-- start of Supplied data --
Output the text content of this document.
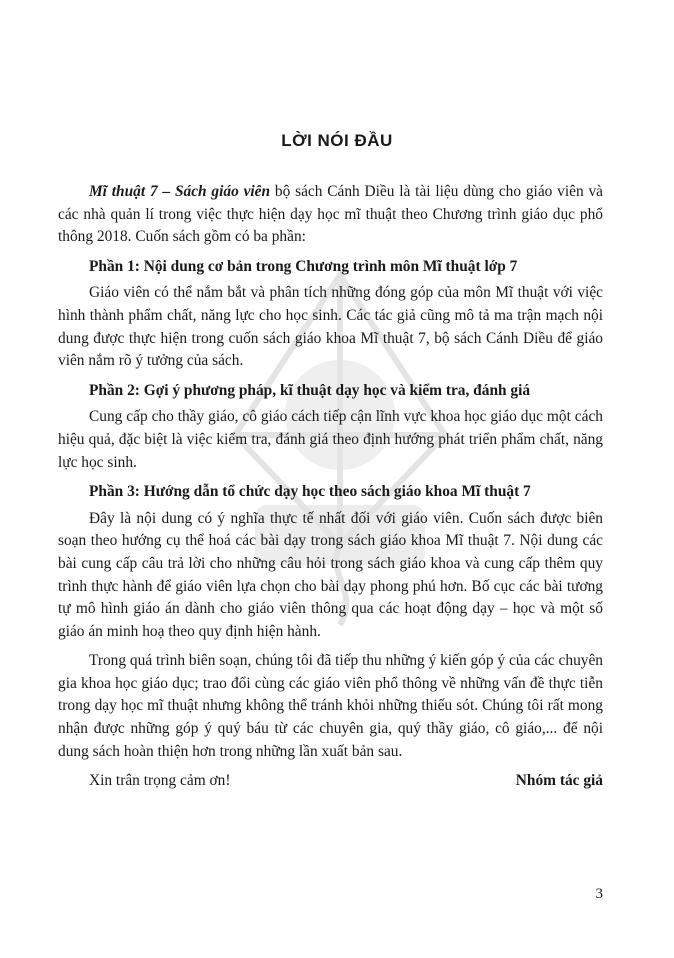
LỜI NÓI ĐẦU

Mĩ thuật 7 – Sách giáo viên bộ sách Cánh Diều là tài liệu dùng cho giáo viên và các nhà quản lí trong việc thực hiện dạy học mĩ thuật theo Chương trình giáo dục phổ thông 2018. Cuốn sách gồm có ba phần:

Phần 1: Nội dung cơ bản trong Chương trình môn Mĩ thuật lớp 7

Giáo viên có thể nắm bắt và phân tích những đóng góp của môn Mĩ thuật với việc hình thành phẩm chất, năng lực cho học sinh. Các tác giả cũng mô tả ma trận mạch nội dung được thực hiện trong cuốn sách giáo khoa Mĩ thuật 7, bộ sách Cánh Diều để giáo viên nắm rõ ý tưởng của sách.

Phần 2: Gợi ý phương pháp, kĩ thuật dạy học và kiểm tra, đánh giá

Cung cấp cho thầy giáo, cô giáo cách tiếp cận lĩnh vực khoa học giáo dục một cách hiệu quả, đặc biệt là việc kiểm tra, đánh giá theo định hướng phát triển phẩm chất, năng lực học sinh.

Phần 3: Hướng dẫn tổ chức dạy học theo sách giáo khoa Mĩ thuật 7

Đây là nội dung có ý nghĩa thực tế nhất đối với giáo viên. Cuốn sách được biên soạn theo hướng cụ thể hoá các bài dạy trong sách giáo khoa Mĩ thuật 7. Nội dung các bài cung cấp câu trả lời cho những câu hỏi trong sách giáo khoa và cung cấp thêm quy trình thực hành để giáo viên lựa chọn cho bài dạy phong phú hơn. Bố cục các bài tương tự mô hình giáo án dành cho giáo viên thông qua các hoạt động dạy – học và một số giáo án minh hoạ theo quy định hiện hành.

Trong quá trình biên soạn, chúng tôi đã tiếp thu những ý kiến góp ý của các chuyên gia khoa học giáo dục; trao đổi cùng các giáo viên phổ thông về những vấn đề thực tiễn trong dạy học mĩ thuật nhưng không thể tránh khỏi những thiếu sót. Chúng tôi rất mong nhận được những góp ý quý báu từ các chuyên gia, quý thầy giáo, cô giáo,... để nội dung sách hoàn thiện hơn trong những lần xuất bản sau.

Xin trân trọng cảm ơn!	Nhóm tác giả

3
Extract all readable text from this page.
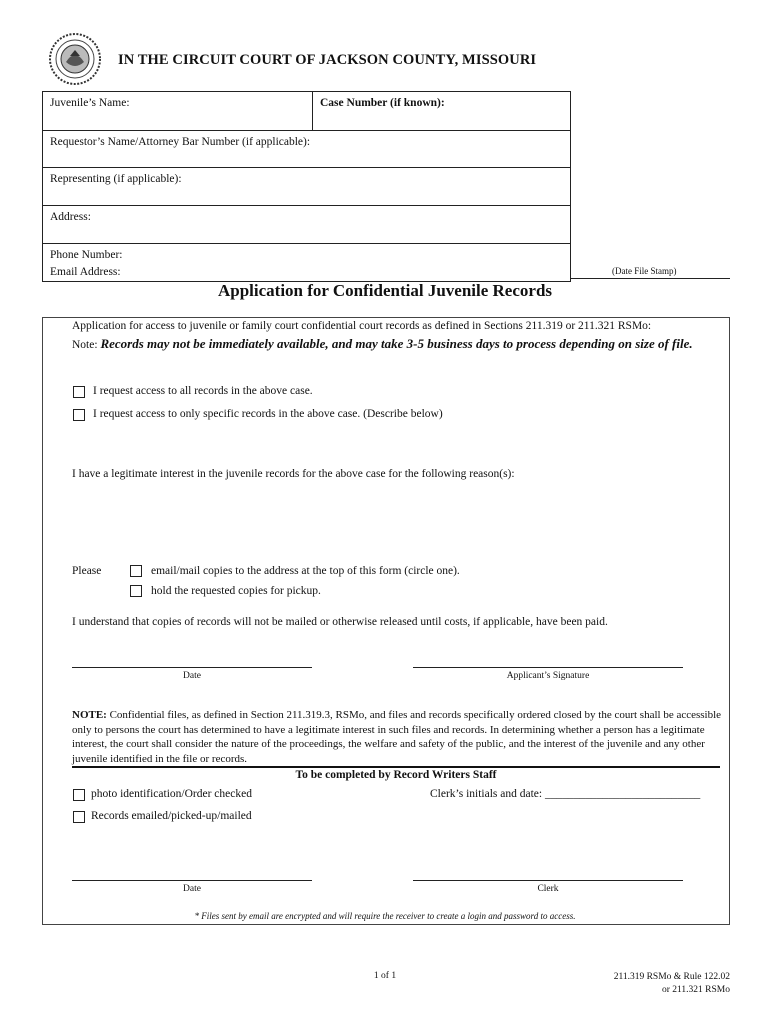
IN THE CIRCUIT COURT OF JACKSON COUNTY, MISSOURI
Juvenile’s Name:	Case Number (if known):
Requestor’s Name/Attorney Bar Number (if applicable):
Representing (if applicable):
Address:

Phone Number:
Email Address:	(Date File Stamp)
Application for Confidential Juvenile Records
Application for access to juvenile or family court confidential court records as defined in Sections 211.319 or 211.321 RSMo:
Note: Records may not be immediately available, and may take 3-5 business days to process depending on size of file.
I request access to all records in the above case.
I request access to only specific records in the above case. (Describe below)
I have a legitimate interest in the juvenile records for the above case for the following reason(s):
Please	email/mail copies to the address at the top of this form (circle one).
hold the requested copies for pickup.
I understand that copies of records will not be mailed or otherwise released until costs, if applicable, have been paid.
Date	Applicant’s Signature
NOTE: Confidential files, as defined in Section 211.319.3, RSMo, and files and records specifically ordered closed by the court shall be accessible only to persons the court has determined to have a legitimate interest in such files and records. In determining whether a person has a legitimate interest, the court shall consider the nature of the proceedings, the welfare and safety of the public, and the interest of the juvenile and any other juvenile identified in the file or records.
To be completed by Record Writers Staff
photo identification/Order checked	Clerk’s initials and date: ___________________________
Records emailed/picked-up/mailed
Date	Clerk
* Files sent by email are encrypted and will require the receiver to create a login and password to access.
1 of 1	211.319 RSMo & Rule 122.02
or 211.321 RSMo
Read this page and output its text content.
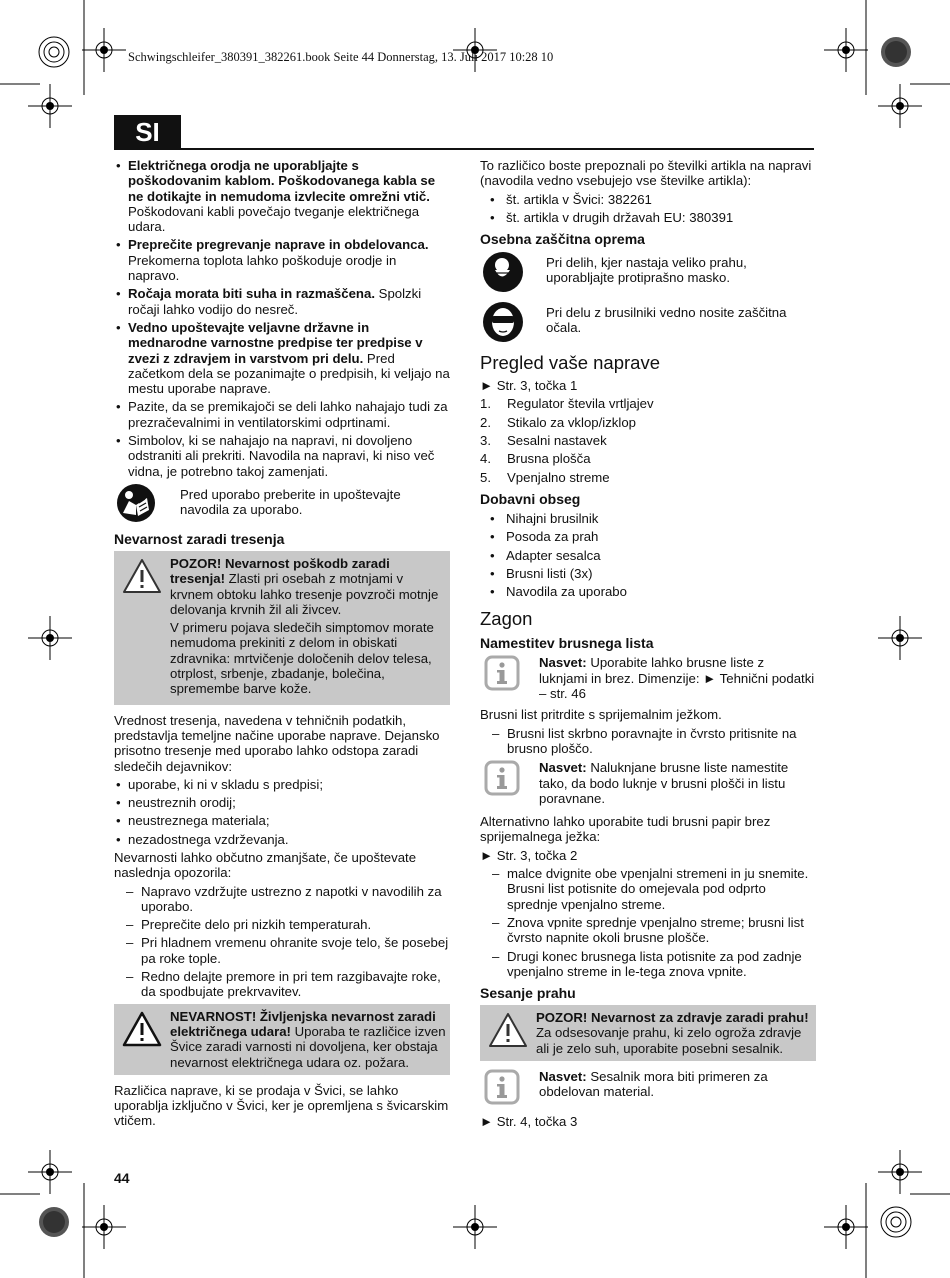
Schwingschleifer_380391_382261.book Seite 44 Donnerstag, 13. Juli 2017 10:28 10
SI
• Električnega orodja ne uporabljajte s poškodovanim kablom. Poškodovanega kabla se ne dotikajte in nemudoma izvlecite omrežni vtič. Poškodovani kabli povečajo tveganje električnega udara.
• Preprečite pregrevanje naprave in obdelovanca. Prekomerna toplota lahko poškoduje orodje in napravo.
• Ročaja morata biti suha in razmaščena. Spolzki ročaji lahko vodijo do nesreč.
• Vedno upoštevajte veljavne državne in mednarodne varnostne predpise ter predpise v zvezi z zdravjem in varstvom pri delu. Pred začetkom dela se pozanimajte o predpisih, ki veljajo na mestu uporabe naprave.
• Pazite, da se premikajoči se deli lahko nahajajo tudi za prezračevalnimi in ventilatorskimi odprtinami.
• Simbolov, ki se nahajajo na napravi, ni dovoljeno odstraniti ali prekriti. Navodila na napravi, ki niso več vidna, je potrebno takoj zamenjati.
Pred uporabo preberite in upoštevajte navodila za uporabo.
Nevarnost zaradi tresenja

POZOR! Nevarnost poškodb zaradi tresenja! Zlasti pri osebah z motnjami v krvnem obtoku lahko tresenje povzroči motnje delovanja krvnih žil ali živcev.

V primeru pojava sledečih simptomov morate nemudoma prekiniti z delom in obiskati zdravnika: mrtvičenje določenih delov telesa, otrplost, srbenje, zbadanje, bolečina, spremembe barve kože.

Vrednost tresenja, navedena v tehničnih podatkih, predstavlja temeljne načine uporabe naprave. Dejansko prisotno tresenje med uporabo lahko odstopa zaradi sledečih dejavnikov:

• uporabe, ki ni v skladu s predpisi;
• neustreznih orodij;
• neustreznega materiala;
• nezadostnega vzdrževanja.

Nevarnosti lahko občutno zmanjšate, če upoštevate naslednja opozorila:

– Napravo vzdržujte ustrezno z napotki v navodilih za uporabo.
– Preprečite delo pri nizkih temperaturah.
– Pri hladnem vremenu ohranite svoje telo, še posebej pa roke tople.
– Redno delajte premore in pri tem razgibavajte roke, da spodbujate prekrvavitev.
NEVARNOST! Življenjska nevarnost zaradi električnega udara! Uporaba te različice izven Švice zaradi varnosti ni dovoljena, ker obstaja nevarnost električnega udara oz. požara.

Različica naprave, ki se prodaja v Švici, se lahko uporablja izključno v Švici, ker je opremljena s švicarskim vtičem.

To različico boste prepoznali po številki artikla na napravi (navodila vedno vsebujejo vse številke artikla):

• št. artikla v Švici: 382261
• št. artikla v drugih državah EU: 380391
Osebna zaščitna oprema
Pri delih, kjer nastaja veliko prahu, uporabljajte protiprašno masko.
Pri delu z brusilniki vedno nosite zaščitna očala.
Pregled vaše naprave

► Str. 3, točka 1

1. Regulator števila vrtljajev
2. Stikalo za vklop/izklop
3. Sesalni nastavek
4. Brusna plošča
5. Vpenjalno streme
Dobavni obseg
• Nihajni brusilnik
• Posoda za prah
• Adapter sesalca
• Brusni listi (3x)
• Navodila za uporabo
Zagon
Namestitev brusnega lista
Nasvet: Uporabite lahko brusne liste z luknjami in brez. Dimenzije: ► Tehnični podatki – str. 46

Brusni list pritrdite s sprijemalnim ježkom.

– Brusni list skrbno poravnajte in čvrsto pritisnite na brusno ploščo.
Nasvet: Naluknjane brusne liste namestite tako, da bodo luknje v brusni plošči in listu poravnane.

Alternativno lahko uporabite tudi brusni papir brez sprijemalnega ježka:

► Str. 3, točka 2

– malce dvignite obe vpenjalni stremeni in ju snemite. Brusni list potisnite do omejevala pod odprto sprednje vpenjalno streme.
– Znova vpnite sprednje vpenjalno streme; brusni list čvrsto napnite okoli brusne plošče.
– Drugi konec brusnega lista potisnite za pod zadnje vpenjalno streme in le-tega znova vpnite.
Sesanje prahu
POZOR! Nevarnost za zdravje zaradi prahu! Za odsesovanje prahu, ki zelo ogroža zdravje ali je zelo suh, uporabite posebni sesalnik.
Nasvet: Sesalnik mora biti primeren za obdelovan material.

► Str. 4, točka 3

44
-- end of Supplied data --
Task directions
The required answer is a single number: the count of lines in the entries that hold the string "kiểm".

Result of this task
2